» **Problem details**: Every record should be copied exactly, except that pictures are to be omitted.

» **Excerpted data**:
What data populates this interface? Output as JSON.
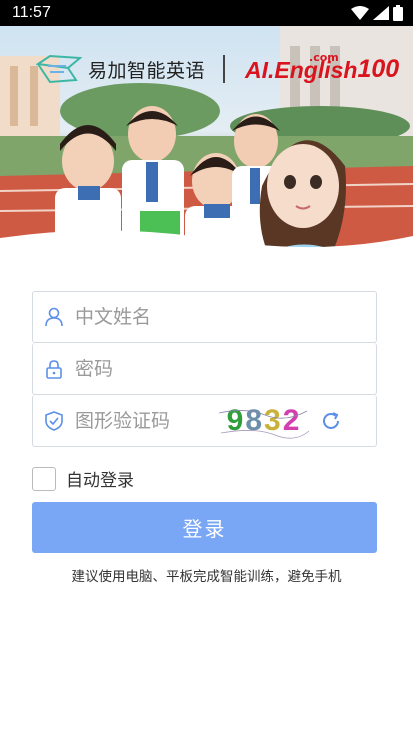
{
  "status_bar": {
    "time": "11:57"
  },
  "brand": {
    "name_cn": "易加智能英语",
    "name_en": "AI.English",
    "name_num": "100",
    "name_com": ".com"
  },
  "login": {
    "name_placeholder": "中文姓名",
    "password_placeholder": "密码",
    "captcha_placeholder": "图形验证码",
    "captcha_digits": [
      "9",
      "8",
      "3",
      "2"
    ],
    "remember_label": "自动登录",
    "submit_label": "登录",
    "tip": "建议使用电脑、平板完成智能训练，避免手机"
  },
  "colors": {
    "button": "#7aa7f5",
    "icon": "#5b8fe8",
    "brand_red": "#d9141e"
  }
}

» **Exercise solution**:
What data populates this interface? Output as JSON.
{
  "status_bar": {
    "time": "11:57"
  },
  "brand": {
    "name_cn": "易加智能英语",
    "name_en": "AI.English",
    "name_num": "100",
    "name_com": ".com"
  },
  "login": {
    "name_placeholder": "中文姓名",
    "password_placeholder": "密码",
    "captcha_placeholder": "图形验证码",
    "captcha_digits": [
      "9",
      "8",
      "3",
      "2"
    ],
    "remember_label": "自动登录",
    "submit_label": "登录",
    "tip": "建议使用电脑、平板完成智能训练，避免手机"
  },
  "colors": {
    "button": "#7aa7f5",
    "icon": "#5b8fe8",
    "brand_red": "#d9141e"
  }
}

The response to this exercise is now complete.